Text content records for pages
——

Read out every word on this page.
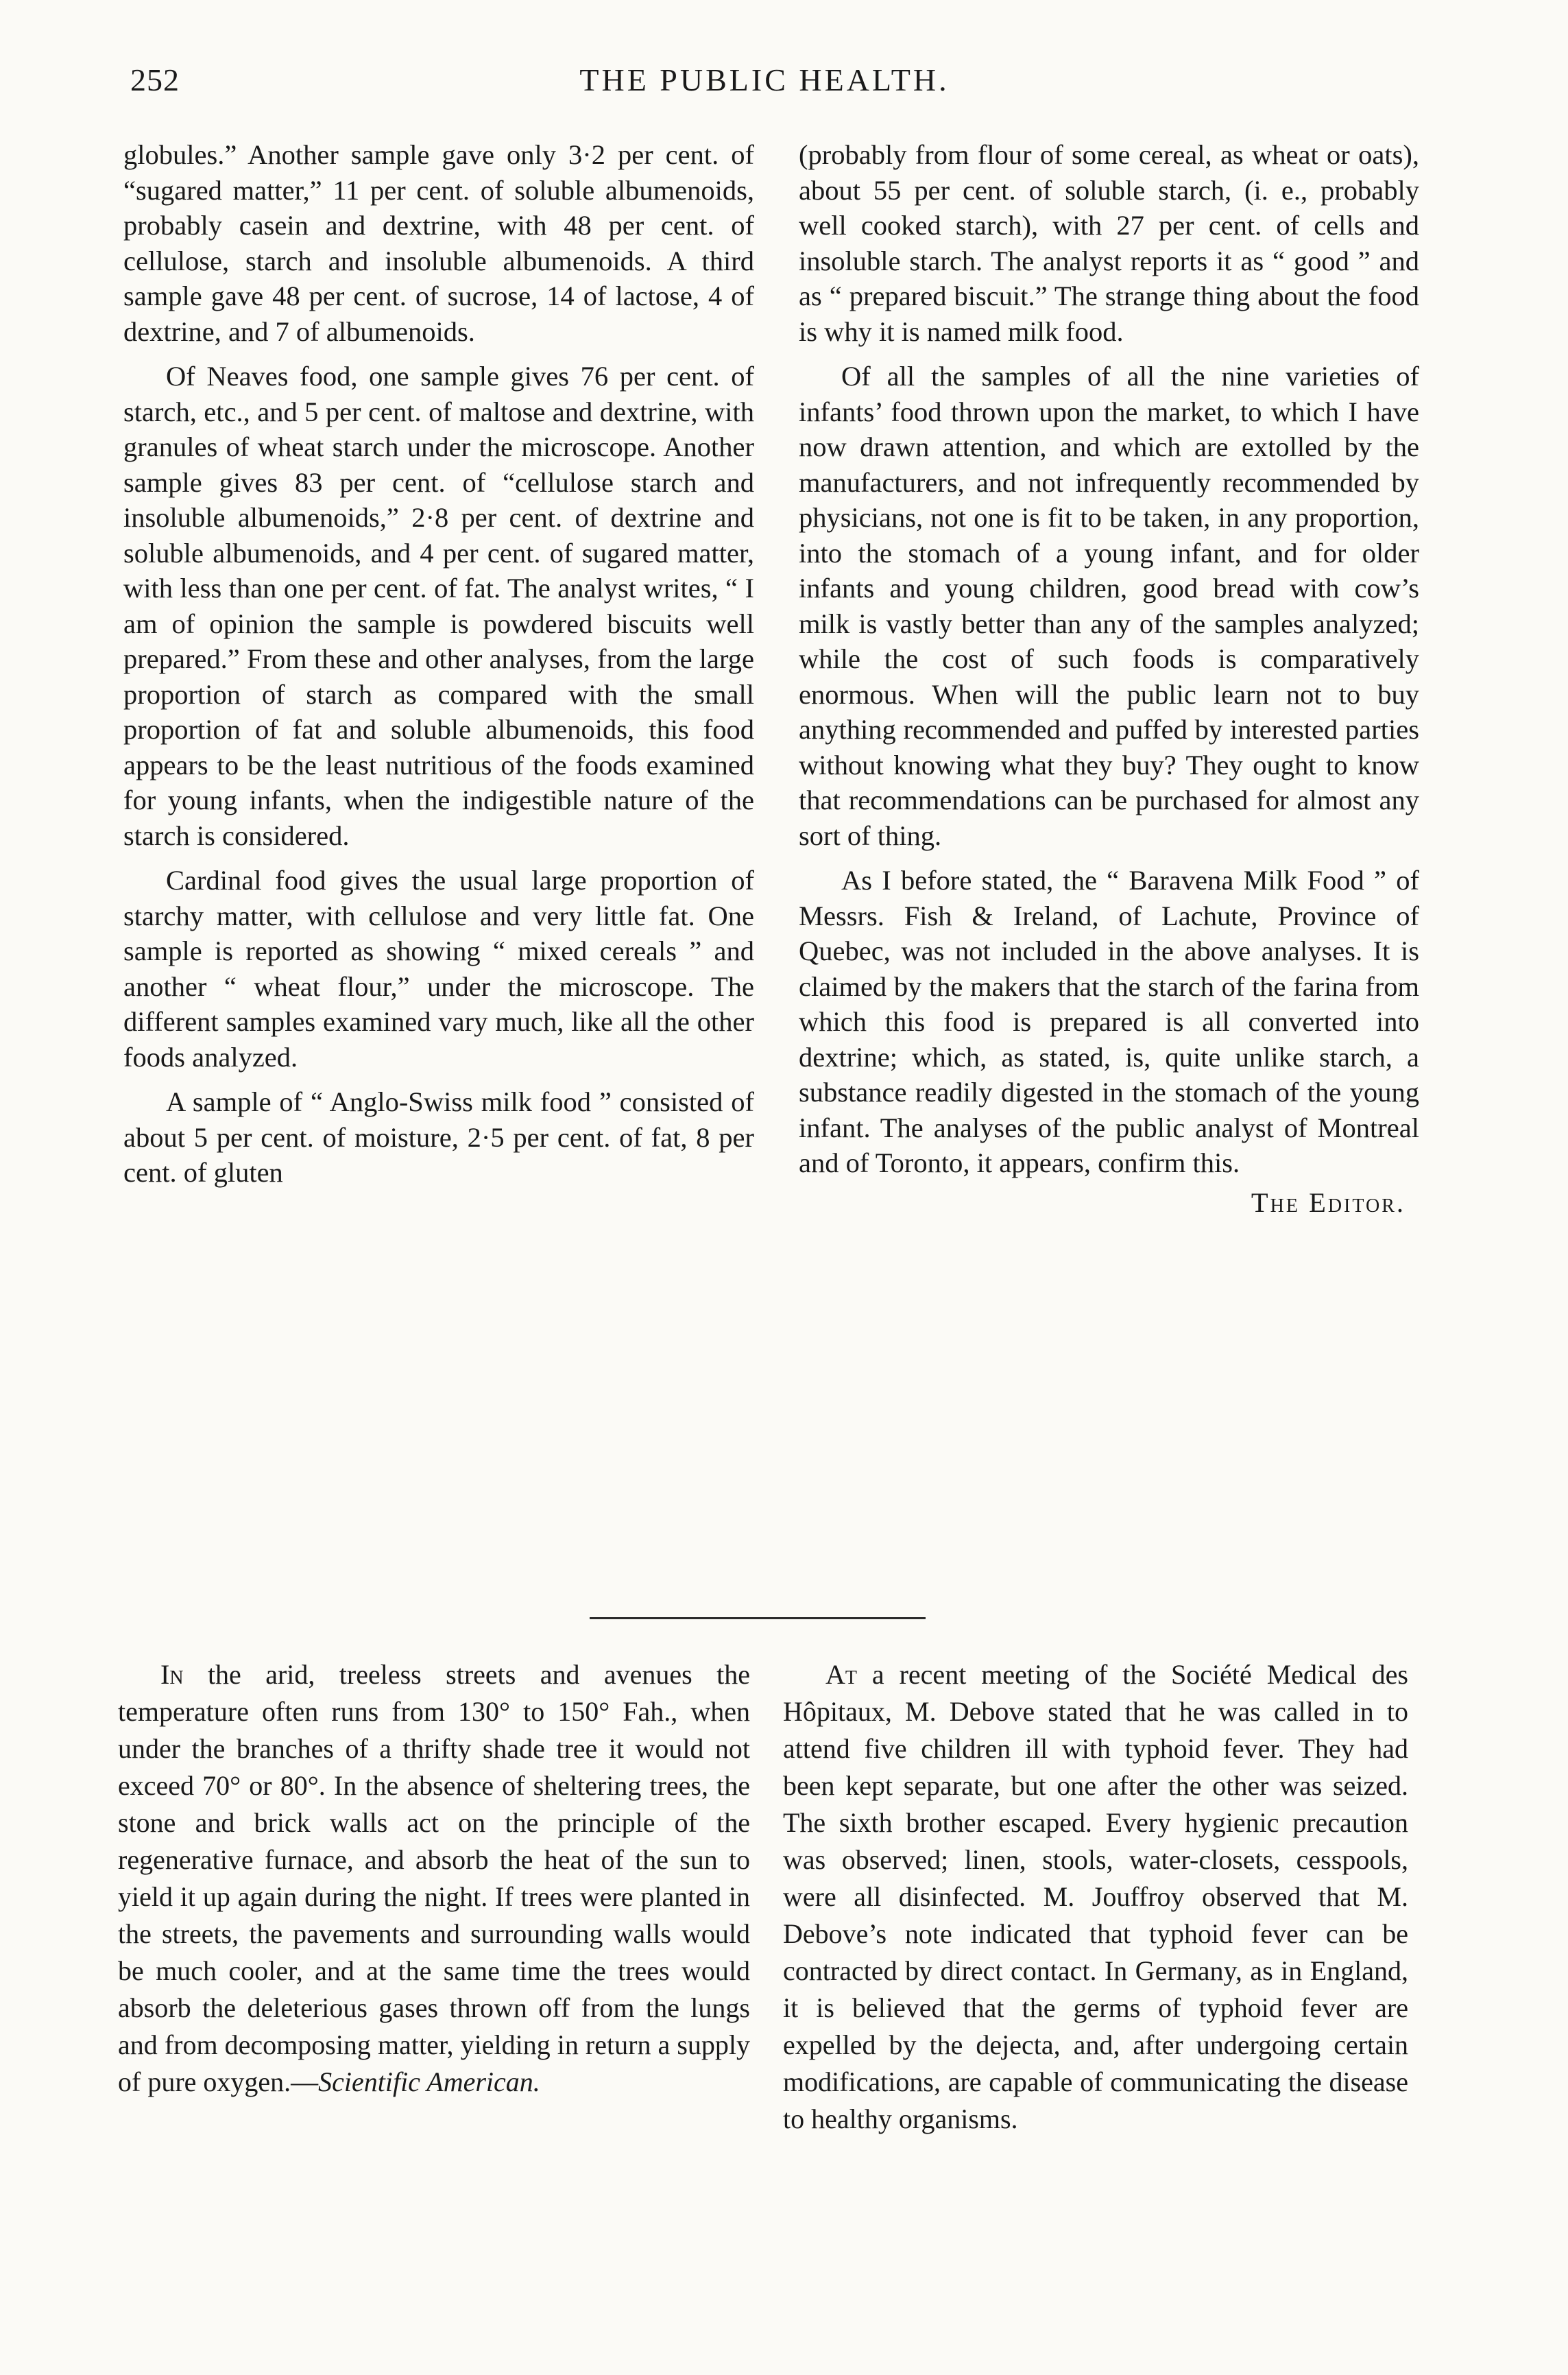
252	THE PUBLIC HEALTH.

globules.” Another sample gave only 3·2 per cent. of “sugared matter,” 11 per cent. of soluble albumenoids, probably casein and dextrine, with 48 per cent. of cellulose, starch and insoluble albumenoids. A third sample gave 48 per cent. of sucrose, 14 of lactose, 4 of dextrine, and 7 of albumenoids.

Of Neaves food, one sample gives 76 per cent. of starch, etc., and 5 per cent. of maltose and dextrine, with granules of wheat starch under the microscope. Another sample gives 83 per cent. of “cellulose starch and insoluble albumenoids,” 2·8 per cent. of dextrine and soluble albumenoids, and 4 per cent. of sugared matter, with less than one per cent. of fat. The analyst writes, “ I am of opinion the sample is powdered biscuits well prepared.” From these and other analyses, from the large proportion of starch as compared with the small proportion of fat and soluble albumenoids, this food appears to be the least nutritious of the foods examined for young infants, when the indigestible nature of the starch is considered.

Cardinal food gives the usual large proportion of starchy matter, with cellulose and very little fat. One sample is reported as showing “ mixed cereals ” and another “ wheat flour,” under the microscope. The different samples examined vary much, like all the other foods analyzed.

A sample of “ Anglo-Swiss milk food ” consisted of about 5 per cent. of moisture, 2·5 per cent. of fat, 8 per cent. of gluten

(probably from flour of some cereal, as wheat or oats), about 55 per cent. of soluble starch, (i. e., probably well cooked starch), with 27 per cent. of cells and insoluble starch. The analyst reports it as “ good ” and as “ prepared biscuit.” The strange thing about the food is why it is named milk food.

Of all the samples of all the nine varieties of infants’ food thrown upon the market, to which I have now drawn attention, and which are extolled by the manufacturers, and not infrequently recommended by physicians, not one is fit to be taken, in any proportion, into the stomach of a young infant, and for older infants and young children, good bread with cow’s milk is vastly better than any of the samples analyzed; while the cost of such foods is comparatively enormous. When will the public learn not to buy anything recommended and puffed by interested parties without knowing what they buy? They ought to know that recommendations can be purchased for almost any sort of thing.

As I before stated, the “ Baravena Milk Food ” of Messrs. Fish & Ireland, of Lachute, Province of Quebec, was not included in the above analyses. It is claimed by the makers that the starch of the farina from which this food is prepared is all converted into dextrine; which, as stated, is, quite unlike starch, a substance readily digested in the stomach of the young infant. The analyses of the public analyst of Montreal and of Toronto, it appears, confirm this.

The Editor.

In the arid, treeless streets and avenues the temperature often runs from 130° to 150° Fah., when under the branches of a thrifty shade tree it would not exceed 70° or 80°. In the absence of sheltering trees, the stone and brick walls act on the principle of the regenerative furnace, and absorb the heat of the sun to yield it up again during the night. If trees were planted in the streets, the pavements and surrounding walls would be much cooler, and at the same time the trees would absorb the deleterious gases thrown off from the lungs and from decomposing matter, yielding in return a supply of pure oxygen.—Scientific American.

At a recent meeting of the Société Medical des Hôpitaux, M. Debove stated that he was called in to attend five children ill with typhoid fever. They had been kept separate, but one after the other was seized. The sixth brother escaped. Every hygienic precaution was observed; linen, stools, water-closets, cesspools, were all disinfected. M. Jouffroy observed that M. Debove’s note indicated that typhoid fever can be contracted by direct contact. In Germany, as in England, it is believed that the germs of typhoid fever are expelled by the dejecta, and, after undergoing certain modifications, are capable of communicating the disease to healthy organisms.
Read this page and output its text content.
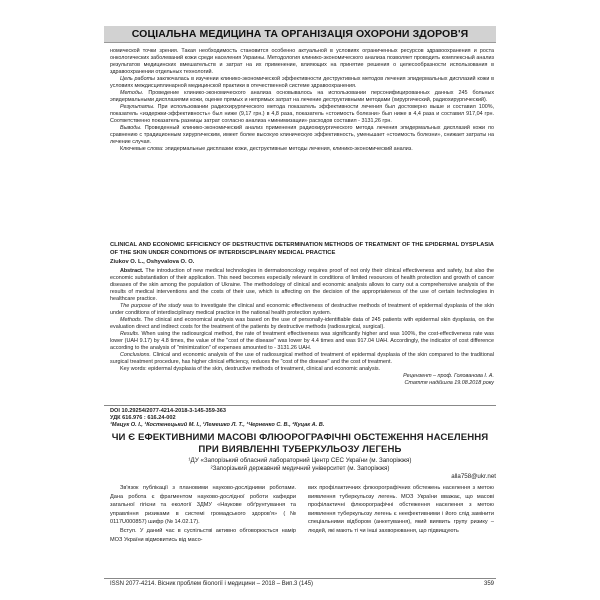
СОЦІАЛЬНА МЕДИЦИНА ТА ОРГАНІЗАЦІЯ ОХОРОНИ ЗДОРОВ'Я

номической точки зрения. Такая необходимость становится особенно актуальной в условиях ограниченных ресурсов здравоохранения и роста онкологических заболеваний кожи среди населения Украины. Методология клинико-экономического анализа позволяет проводить комплексный анализ результатов медицинских вмешательств и затрат на их применение, влияющих на принятие решения о целесообразности использования в здравоохранении отдельных технологий.

Цель работы заключалась в изучении клинико-экономической эффективности деструктивных методов лечения эпидермальных дисплазий кожи в условиях междисциплинарной медицинской практики в отечественной системе здравоохранения.

Методы. Проведение клинико-экономического анализа основывалось на использовании персонифицированных данных 245 больных эпидермальными дисплазиями кожи, оценке прямых и непрямых затрат на лечение деструктивными методами (хирургический, радиохирургический).

Результаты. При использовании радиохирургического метода показатель эффективности лечения был достоверно выше и составил 100%, показатель «издержки-эффективность» был ниже (9,17 грн.) в 4,8 раза, показатель «стоимость болезни» был ниже в 4,4 раза и составил 917,04 грн. Соответственно показатель разницы затрат согласно анализа «минимизации» расходов составил - 3131,26 грн.

Выводы. Проведенный клинико-экономический анализ применения радиохирургического метода лечения эпидермальных дисплазий кожи по сравнению с традиционным хирургическим, имеет более высокую клиническую эффективность, уменьшает «стоимость болезни», снижает затраты на лечение случая.

Ключевые слова: эпидермальные дисплазии кожи, деструктивные методы лечения, клинико-экономический анализ.

CLINICAL AND ECONOMIC EFFICIENCY OF DESTRUCTIVE DETERMINATION METHODS OF TREATMENT OF THE EPIDERMAL DYSPLASIA OF THE SKIN UNDER CONDITIONS OF INTERDISCIPLINARY MEDICAL PRACTICE
Ziukov O. L., Oshyvalova O. O.

Abstract. The introduction of new medical technologies in dermatooncology requires proof of not only their clinical effectiveness and safety, but also the economic substantiation of their application. This need becomes especially relevant in conditions of limited resources of health protection and growth of cancer diseases of the skin among the population of Ukraine. The methodology of clinical and economic analysis allows to carry out a comprehensive analysis of the results of medical interventions and the costs of their use, which is affecting on the decision of the appropriateness of the use of certain technologies in healthcare practice.

The purpose of the study was to investigate the clinical and economic effectiveness of destructive methods of treatment of epidermal dysplasia of the skin under conditions of interdisciplinary medical practice in the national health protection system.

Methods. The clinical and economical analysis was based on the use of personally-identifiable data of 245 patients with epidermal skin dysplasia, on the evaluation direct and indirect costs for the treatment of the patients by destructive methods (radiosurgical, surgical).

Results. When using the radiosurgical method, the rate of treatment effectiveness was significantly higher and was 100%, the cost-effectiveness rate was lower (UAH 9.17) by 4.8 times, the value of the "cost of the disease" was lower by 4.4 times and was 917.04 UAH. Accordingly, the indicator of cost difference according to the analysis of "minimization" of expenses amounted to - 3131.26 UAH.

Conclusions. Clinical and economic analysis of the use of radiosurgical method of treatment of epidermal dysplasia of the skin compared to the traditional surgical treatment procedure, has higher clinical efficiency, reduces the "cost of the disease" and the cost of treatment.

Key words: epidermal dysplasia of the skin, destructive methods of treatment, clinical and economic analysis.

Рецензент – проф. Голованова І. А.

Стаття надійшла 19.08.2018 року

DOI 10.29254/2077-4214-2018-3-145-359-363
УДК 616.976 : 616.24-002
¹Мацук О. І., ¹Костенецький М. І., ¹Лемешко Л. Т., ¹Черненко С. В., ²Куцак А. В.
ЧИ Є ЕФЕКТИВНИМИ МАСОВІ ФЛЮОРОГРАФІЧНІ ОБСТЕЖЕННЯ НАСЕЛЕННЯ ПРИ ВИЯВЛЕННІ ТУБЕРКУЛЬОЗУ ЛЕГЕНЬ
¹ДУ «Запорізький обласний лабораторний Центр СЕС України (м. Запоріжжя)
²Запорізький державний медичний університет (м. Запоріжжя)
alla758@ukr.net

Зв'язок публікації з плановими науково-дослідними роботами. Дана робота є фрагментом науково-дослідної роботи кафедри загальної гігієни та екології ЗДМУ «Наукове обґрунтування та управління ризиками в системі громадського здоров'я» (№ 0117U000857) шифр (№ 14.02.17).

Вступ. У даний час в суспільстві активно обговорюється намір МОЗ України відмовитись від масо-

вих профілактичних флюорографічних обстежень населення з метою виявлення туберкульозу легень. МОЗ України вважає, що масові профілактичні флюорографічні обстеження населення з метою виявлення туберкульозу легень є неефективними і його слід замінити спеціальними відбором (анкетування), який виявить групу ризику – людей, які мають ті чи інші захворювання, що підвищують

ISSN 2077-4214. Вісник проблем біології і медицини – 2018 – Вип.3 (145)	359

——

§ **Exercise requirements**
Working through the records, find each line containing the word "microscope" and copy it.

§ **Task response**
Of Neaves food, one sample gives 76 per cent. of starch, etc., and 5 per cent. of maltose and dextrine, with granules of wheat starch under the microscope. Another sample gives 83 per cent. of “cellulose starch and insoluble albumenoids,” 2·8 per cent. of dextrine and soluble albumenoids, and 4 per cent. of sugared matter, with less than one per cent. of fat. The analyst writes, “ I am of opinion the sample is powdered biscuits well prepared.” From these and other analyses, from the large proportion of starch as compared with the small proportion of fat and soluble albumenoids, this food appears to be the least nutritious of the foods examined for young infants, when the indigestible nature of the starch is considered.
Cardinal food gives the usual large proportion of starchy matter, with cellulose and very little fat. One sample is reported as showing “ mixed cereals ” and another “ wheat flour,” under the microscope. The different samples examined vary much, like all the other foods analyzed.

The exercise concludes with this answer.